■ **THE PROBLEM**
Select all lines with the string "shall" in them, and copy those lines.

Part of a data file
⟨

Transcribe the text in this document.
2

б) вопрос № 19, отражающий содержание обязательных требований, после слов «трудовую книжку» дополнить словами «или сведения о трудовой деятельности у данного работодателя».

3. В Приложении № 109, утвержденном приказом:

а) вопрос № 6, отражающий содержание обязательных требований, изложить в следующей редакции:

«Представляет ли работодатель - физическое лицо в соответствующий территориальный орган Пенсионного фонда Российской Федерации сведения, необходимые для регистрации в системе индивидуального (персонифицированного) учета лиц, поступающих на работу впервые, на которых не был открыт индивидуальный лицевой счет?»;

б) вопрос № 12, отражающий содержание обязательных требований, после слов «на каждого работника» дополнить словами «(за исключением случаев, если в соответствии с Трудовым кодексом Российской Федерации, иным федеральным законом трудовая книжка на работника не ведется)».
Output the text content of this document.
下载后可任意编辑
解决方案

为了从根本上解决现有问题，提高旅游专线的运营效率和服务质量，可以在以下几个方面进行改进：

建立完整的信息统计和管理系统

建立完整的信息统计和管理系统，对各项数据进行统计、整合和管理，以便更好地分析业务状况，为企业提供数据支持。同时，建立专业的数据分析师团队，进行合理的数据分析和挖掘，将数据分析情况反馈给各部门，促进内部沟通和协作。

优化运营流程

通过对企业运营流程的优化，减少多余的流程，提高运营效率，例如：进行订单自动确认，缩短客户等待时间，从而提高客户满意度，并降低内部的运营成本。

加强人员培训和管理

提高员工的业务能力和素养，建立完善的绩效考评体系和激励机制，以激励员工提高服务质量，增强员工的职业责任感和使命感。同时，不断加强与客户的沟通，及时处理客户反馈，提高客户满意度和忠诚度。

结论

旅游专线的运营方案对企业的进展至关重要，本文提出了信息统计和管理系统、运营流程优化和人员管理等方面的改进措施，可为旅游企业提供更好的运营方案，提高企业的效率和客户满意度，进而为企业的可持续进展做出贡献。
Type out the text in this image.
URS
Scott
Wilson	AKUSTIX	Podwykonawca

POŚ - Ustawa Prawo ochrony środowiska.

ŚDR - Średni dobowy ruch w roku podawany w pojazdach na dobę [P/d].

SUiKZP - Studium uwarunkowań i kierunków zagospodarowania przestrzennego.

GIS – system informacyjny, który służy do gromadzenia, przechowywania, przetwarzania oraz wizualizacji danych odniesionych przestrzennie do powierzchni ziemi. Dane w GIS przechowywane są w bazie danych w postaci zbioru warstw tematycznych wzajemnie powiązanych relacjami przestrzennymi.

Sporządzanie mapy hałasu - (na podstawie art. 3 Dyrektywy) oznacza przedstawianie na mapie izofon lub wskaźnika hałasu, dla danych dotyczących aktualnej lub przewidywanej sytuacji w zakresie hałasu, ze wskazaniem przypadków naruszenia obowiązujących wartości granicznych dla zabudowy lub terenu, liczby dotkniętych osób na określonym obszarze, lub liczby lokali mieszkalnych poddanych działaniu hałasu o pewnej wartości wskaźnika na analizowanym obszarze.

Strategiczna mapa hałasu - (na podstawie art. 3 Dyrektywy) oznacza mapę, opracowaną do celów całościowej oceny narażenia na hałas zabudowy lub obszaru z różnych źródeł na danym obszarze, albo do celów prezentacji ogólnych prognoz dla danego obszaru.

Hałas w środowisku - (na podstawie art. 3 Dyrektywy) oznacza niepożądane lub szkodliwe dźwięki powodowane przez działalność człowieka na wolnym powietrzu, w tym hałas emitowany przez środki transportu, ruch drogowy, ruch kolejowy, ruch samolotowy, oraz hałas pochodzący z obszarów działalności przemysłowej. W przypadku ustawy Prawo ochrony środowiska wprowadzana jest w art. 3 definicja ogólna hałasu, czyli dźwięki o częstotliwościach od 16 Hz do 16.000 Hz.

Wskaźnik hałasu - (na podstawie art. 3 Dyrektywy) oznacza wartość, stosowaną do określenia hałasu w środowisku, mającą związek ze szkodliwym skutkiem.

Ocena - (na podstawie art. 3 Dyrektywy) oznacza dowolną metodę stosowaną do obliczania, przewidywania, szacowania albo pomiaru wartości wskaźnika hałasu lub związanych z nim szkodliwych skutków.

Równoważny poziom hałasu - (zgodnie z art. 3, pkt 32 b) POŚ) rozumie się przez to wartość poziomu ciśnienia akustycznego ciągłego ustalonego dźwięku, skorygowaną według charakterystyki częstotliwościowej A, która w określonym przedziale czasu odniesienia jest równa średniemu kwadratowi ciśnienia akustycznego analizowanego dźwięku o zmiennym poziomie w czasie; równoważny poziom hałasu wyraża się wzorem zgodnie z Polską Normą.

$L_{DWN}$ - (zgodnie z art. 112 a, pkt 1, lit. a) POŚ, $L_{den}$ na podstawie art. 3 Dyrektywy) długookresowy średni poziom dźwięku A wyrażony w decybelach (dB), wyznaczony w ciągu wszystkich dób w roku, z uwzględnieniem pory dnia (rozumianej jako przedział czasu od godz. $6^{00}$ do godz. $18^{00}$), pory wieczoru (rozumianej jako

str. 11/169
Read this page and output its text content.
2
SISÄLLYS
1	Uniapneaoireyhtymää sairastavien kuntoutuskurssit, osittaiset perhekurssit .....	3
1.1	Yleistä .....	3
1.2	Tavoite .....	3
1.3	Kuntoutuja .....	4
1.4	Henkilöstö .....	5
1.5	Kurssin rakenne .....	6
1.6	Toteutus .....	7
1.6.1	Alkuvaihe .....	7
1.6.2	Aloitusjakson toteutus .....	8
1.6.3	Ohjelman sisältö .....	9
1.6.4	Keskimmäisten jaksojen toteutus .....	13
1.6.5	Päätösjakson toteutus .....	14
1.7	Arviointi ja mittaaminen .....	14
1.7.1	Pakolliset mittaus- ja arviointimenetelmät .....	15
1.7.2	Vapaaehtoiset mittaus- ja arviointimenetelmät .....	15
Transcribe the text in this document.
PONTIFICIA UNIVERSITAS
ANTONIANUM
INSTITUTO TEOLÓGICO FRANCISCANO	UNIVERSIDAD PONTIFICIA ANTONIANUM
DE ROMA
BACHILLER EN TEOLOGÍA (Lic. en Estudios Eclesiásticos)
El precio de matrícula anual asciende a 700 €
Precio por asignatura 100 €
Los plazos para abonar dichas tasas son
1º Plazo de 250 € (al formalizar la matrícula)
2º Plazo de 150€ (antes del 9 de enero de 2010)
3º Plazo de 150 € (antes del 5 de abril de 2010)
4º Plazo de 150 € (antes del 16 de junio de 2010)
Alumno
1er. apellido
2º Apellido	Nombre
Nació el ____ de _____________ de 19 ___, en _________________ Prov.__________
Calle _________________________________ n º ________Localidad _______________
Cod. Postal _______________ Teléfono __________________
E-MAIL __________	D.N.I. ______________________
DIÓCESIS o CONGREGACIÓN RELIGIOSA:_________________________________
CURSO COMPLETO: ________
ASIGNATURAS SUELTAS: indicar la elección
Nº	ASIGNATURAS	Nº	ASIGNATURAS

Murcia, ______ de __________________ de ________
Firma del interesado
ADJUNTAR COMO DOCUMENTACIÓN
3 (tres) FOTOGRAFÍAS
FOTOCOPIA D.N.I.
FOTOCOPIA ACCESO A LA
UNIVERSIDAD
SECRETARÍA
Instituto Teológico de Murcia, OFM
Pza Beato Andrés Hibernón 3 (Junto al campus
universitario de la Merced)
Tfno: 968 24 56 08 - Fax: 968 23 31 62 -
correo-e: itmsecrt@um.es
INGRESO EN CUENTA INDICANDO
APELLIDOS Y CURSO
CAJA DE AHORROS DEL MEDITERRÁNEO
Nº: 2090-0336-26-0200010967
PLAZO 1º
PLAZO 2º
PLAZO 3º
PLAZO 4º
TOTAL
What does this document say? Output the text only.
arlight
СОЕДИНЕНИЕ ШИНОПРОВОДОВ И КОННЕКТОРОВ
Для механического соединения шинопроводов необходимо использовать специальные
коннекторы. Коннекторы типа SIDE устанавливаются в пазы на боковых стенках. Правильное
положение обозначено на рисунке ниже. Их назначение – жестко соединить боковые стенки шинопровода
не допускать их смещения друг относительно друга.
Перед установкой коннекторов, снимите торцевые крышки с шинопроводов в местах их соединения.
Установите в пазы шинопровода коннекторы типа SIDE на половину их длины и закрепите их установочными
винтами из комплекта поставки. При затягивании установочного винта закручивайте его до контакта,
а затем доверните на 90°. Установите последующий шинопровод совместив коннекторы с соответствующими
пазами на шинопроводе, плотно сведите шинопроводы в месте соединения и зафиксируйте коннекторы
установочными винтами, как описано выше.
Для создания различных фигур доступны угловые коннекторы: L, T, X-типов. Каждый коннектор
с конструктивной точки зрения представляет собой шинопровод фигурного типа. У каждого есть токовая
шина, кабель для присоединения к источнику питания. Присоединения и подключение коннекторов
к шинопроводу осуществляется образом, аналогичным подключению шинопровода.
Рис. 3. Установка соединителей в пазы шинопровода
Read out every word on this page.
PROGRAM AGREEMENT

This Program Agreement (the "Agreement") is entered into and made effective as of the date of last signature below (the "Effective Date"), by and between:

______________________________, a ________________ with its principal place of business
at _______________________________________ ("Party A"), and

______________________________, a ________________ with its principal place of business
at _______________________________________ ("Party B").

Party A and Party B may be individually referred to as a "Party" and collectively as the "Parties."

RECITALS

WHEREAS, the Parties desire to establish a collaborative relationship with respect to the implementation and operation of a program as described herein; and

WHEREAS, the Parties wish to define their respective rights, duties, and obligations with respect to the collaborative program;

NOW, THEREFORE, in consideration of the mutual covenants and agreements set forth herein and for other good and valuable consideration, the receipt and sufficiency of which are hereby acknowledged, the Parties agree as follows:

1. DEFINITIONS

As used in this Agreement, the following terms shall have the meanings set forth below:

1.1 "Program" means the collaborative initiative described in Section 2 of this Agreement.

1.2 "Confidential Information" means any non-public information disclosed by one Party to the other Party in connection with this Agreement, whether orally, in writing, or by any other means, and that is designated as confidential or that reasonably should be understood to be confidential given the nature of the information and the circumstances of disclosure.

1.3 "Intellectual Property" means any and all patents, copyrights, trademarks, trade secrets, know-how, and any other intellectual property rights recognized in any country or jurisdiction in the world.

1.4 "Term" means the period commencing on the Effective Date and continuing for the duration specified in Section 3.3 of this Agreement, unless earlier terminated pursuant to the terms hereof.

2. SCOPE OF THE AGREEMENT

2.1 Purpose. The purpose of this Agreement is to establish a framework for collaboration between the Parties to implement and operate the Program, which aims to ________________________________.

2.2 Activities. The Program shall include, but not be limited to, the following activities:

⟩

■ **CORRECT RESULT**
As used in this Agreement, the following terms shall have the meanings set forth below:
2.2 Activities. The Program shall include, but not be limited to, the following activities:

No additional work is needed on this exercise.